--- START ---
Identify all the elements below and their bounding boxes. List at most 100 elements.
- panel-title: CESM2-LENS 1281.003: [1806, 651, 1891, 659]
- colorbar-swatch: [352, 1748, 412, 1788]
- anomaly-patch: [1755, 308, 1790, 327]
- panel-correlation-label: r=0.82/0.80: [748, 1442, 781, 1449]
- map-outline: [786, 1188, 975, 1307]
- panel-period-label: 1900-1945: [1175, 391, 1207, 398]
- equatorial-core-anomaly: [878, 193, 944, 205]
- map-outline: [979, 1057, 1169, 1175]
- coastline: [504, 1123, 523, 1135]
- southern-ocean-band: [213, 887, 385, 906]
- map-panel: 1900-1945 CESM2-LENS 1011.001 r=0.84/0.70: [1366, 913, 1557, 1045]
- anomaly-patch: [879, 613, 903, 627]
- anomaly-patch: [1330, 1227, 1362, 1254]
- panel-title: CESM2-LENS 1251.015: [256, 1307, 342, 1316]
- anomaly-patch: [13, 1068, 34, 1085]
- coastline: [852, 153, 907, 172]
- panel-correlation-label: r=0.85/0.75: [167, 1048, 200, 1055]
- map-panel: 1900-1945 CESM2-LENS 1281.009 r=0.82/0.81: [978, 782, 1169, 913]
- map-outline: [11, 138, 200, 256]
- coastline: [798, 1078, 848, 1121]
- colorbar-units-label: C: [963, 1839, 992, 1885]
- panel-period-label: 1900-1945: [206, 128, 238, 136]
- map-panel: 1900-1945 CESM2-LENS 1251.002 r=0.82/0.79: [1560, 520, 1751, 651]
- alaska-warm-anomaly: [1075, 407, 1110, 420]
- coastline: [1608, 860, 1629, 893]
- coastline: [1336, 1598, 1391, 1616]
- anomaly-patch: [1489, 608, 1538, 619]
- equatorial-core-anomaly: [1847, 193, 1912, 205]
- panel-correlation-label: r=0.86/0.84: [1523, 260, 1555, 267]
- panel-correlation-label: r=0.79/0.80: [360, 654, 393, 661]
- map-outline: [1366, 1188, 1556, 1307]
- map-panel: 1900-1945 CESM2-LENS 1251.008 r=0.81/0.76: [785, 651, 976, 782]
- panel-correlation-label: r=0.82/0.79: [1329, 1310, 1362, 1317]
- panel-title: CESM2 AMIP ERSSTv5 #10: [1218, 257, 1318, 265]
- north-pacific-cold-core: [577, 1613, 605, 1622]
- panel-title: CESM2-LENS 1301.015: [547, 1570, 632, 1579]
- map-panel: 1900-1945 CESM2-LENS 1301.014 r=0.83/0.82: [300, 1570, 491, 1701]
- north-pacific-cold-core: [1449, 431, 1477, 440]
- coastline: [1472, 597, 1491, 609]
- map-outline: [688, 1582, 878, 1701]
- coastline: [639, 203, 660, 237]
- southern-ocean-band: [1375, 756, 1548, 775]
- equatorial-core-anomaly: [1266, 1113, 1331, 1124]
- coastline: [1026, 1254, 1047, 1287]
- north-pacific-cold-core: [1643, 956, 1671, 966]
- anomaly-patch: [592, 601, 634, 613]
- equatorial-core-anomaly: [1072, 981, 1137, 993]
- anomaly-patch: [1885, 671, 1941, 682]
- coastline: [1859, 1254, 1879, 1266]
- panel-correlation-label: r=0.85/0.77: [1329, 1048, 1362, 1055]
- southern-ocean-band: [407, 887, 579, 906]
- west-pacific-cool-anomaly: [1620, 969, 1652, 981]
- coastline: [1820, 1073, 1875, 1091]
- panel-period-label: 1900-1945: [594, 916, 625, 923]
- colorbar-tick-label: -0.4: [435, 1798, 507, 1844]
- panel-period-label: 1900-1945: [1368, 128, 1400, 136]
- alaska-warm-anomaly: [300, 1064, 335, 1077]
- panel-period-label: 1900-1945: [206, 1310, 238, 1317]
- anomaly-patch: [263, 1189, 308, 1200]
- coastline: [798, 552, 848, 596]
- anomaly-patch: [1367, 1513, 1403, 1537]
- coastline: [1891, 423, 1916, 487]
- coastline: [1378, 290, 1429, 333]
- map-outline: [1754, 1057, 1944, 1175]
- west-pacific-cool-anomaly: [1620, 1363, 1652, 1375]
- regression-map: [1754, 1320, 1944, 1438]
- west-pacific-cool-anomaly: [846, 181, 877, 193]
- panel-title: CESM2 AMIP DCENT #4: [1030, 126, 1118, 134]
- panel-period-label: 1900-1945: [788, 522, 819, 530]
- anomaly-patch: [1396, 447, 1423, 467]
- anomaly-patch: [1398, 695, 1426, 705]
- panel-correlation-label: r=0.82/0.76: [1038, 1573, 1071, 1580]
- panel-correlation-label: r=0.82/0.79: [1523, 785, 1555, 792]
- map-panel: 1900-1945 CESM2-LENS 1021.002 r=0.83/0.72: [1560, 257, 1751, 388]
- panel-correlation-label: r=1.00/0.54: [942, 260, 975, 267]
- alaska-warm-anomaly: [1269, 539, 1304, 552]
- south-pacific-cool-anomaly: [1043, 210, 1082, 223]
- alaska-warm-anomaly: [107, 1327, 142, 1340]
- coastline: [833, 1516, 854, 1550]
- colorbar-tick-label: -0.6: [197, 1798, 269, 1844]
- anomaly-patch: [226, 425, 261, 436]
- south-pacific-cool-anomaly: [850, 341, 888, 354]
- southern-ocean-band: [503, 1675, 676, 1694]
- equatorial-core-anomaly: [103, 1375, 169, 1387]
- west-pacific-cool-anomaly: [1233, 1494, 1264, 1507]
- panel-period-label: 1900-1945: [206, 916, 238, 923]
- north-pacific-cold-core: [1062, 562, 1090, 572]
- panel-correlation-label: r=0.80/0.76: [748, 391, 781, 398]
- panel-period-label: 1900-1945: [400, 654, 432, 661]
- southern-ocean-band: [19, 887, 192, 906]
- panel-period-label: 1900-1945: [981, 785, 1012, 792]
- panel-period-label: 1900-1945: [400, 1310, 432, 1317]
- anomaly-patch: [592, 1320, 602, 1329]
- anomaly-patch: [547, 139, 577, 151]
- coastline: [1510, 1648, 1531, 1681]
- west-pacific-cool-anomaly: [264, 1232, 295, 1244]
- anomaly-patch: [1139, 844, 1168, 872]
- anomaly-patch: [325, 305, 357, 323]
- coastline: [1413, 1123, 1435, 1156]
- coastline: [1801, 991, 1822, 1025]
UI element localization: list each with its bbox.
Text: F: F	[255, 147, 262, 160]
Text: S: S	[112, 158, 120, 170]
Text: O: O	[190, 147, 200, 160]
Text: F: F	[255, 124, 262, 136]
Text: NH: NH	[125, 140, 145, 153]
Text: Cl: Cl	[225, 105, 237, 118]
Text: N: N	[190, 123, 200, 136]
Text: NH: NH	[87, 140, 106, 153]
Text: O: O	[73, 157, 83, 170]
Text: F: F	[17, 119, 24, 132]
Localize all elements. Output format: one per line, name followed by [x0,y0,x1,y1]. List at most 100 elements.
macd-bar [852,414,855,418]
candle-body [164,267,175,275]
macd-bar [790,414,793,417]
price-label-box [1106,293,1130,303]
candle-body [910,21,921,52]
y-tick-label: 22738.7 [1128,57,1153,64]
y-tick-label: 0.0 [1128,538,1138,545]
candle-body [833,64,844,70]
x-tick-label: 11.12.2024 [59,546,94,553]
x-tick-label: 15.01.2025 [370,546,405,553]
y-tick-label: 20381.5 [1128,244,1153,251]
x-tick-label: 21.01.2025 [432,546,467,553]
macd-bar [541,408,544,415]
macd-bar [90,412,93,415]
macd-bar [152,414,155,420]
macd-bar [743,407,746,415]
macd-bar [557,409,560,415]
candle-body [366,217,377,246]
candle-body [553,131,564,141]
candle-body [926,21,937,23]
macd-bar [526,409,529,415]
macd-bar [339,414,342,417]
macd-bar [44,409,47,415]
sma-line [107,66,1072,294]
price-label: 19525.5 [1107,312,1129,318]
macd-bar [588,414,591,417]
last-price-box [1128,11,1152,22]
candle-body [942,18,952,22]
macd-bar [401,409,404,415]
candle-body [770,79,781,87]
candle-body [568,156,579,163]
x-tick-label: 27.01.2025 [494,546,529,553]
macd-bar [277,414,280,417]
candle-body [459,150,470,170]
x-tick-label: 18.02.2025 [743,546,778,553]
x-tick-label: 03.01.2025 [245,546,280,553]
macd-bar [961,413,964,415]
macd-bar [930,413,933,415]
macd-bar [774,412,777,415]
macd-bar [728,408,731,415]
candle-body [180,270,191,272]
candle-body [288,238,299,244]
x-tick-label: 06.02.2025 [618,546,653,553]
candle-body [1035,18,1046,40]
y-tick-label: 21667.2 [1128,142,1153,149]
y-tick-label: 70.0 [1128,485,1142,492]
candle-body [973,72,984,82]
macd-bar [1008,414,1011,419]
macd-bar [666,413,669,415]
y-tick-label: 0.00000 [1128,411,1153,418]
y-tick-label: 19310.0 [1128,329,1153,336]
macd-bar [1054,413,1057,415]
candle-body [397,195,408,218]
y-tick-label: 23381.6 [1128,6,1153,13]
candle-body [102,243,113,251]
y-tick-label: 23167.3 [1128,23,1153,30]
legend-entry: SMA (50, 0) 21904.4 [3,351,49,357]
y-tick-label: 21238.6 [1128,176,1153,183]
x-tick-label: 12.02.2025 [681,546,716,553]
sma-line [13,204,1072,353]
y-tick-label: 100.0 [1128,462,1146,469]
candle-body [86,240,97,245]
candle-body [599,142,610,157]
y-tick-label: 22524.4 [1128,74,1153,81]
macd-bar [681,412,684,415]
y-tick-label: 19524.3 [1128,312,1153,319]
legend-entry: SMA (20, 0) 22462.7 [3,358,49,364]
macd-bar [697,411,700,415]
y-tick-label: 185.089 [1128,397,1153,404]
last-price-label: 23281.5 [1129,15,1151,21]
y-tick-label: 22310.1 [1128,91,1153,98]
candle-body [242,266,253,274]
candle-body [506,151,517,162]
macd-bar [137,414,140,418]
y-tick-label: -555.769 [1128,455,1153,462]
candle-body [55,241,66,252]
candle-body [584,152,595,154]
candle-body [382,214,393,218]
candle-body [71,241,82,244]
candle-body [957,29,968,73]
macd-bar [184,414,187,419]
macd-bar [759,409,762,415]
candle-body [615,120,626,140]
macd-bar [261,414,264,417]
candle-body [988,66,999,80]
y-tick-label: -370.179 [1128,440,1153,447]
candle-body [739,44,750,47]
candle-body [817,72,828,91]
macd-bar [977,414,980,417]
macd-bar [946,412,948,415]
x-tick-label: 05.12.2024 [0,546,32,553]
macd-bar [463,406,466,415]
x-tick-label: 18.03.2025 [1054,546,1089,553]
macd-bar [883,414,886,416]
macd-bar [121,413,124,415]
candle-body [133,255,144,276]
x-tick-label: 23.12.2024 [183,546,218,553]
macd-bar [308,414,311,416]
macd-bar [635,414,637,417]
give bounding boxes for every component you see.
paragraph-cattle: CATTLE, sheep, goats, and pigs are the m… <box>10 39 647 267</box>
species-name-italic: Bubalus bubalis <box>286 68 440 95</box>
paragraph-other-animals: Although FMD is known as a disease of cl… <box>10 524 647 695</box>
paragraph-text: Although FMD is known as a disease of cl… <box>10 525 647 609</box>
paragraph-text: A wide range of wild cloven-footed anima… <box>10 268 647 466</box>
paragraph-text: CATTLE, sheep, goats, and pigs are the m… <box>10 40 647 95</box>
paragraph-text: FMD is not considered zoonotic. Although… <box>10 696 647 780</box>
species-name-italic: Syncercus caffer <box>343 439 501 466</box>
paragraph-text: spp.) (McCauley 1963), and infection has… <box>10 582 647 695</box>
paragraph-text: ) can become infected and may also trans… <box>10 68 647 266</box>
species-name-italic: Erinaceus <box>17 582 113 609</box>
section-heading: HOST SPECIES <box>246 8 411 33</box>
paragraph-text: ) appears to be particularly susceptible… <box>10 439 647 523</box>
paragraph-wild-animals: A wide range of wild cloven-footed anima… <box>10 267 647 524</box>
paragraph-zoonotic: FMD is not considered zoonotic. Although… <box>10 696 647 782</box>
--- END ---
TO BE DONE :: Copy the lines word for word, starting at the beginning of the material and ending with the line that contains "- panel-period-label: 1900-1945: [1175, 391, 1207, 398]", including that line.

OUTPUT BELOW ::
Identify all the elements below and their bounding boxes. List at most 100 elements.
- panel-title: CESM2-LENS 1281.003: [1806, 651, 1891, 659]
- colorbar-swatch: [352, 1748, 412, 1788]
- anomaly-patch: [1755, 308, 1790, 327]
- panel-correlation-label: r=0.82/0.80: [748, 1442, 781, 1449]
- map-outline: [786, 1188, 975, 1307]
- panel-period-label: 1900-1945: [1175, 391, 1207, 398]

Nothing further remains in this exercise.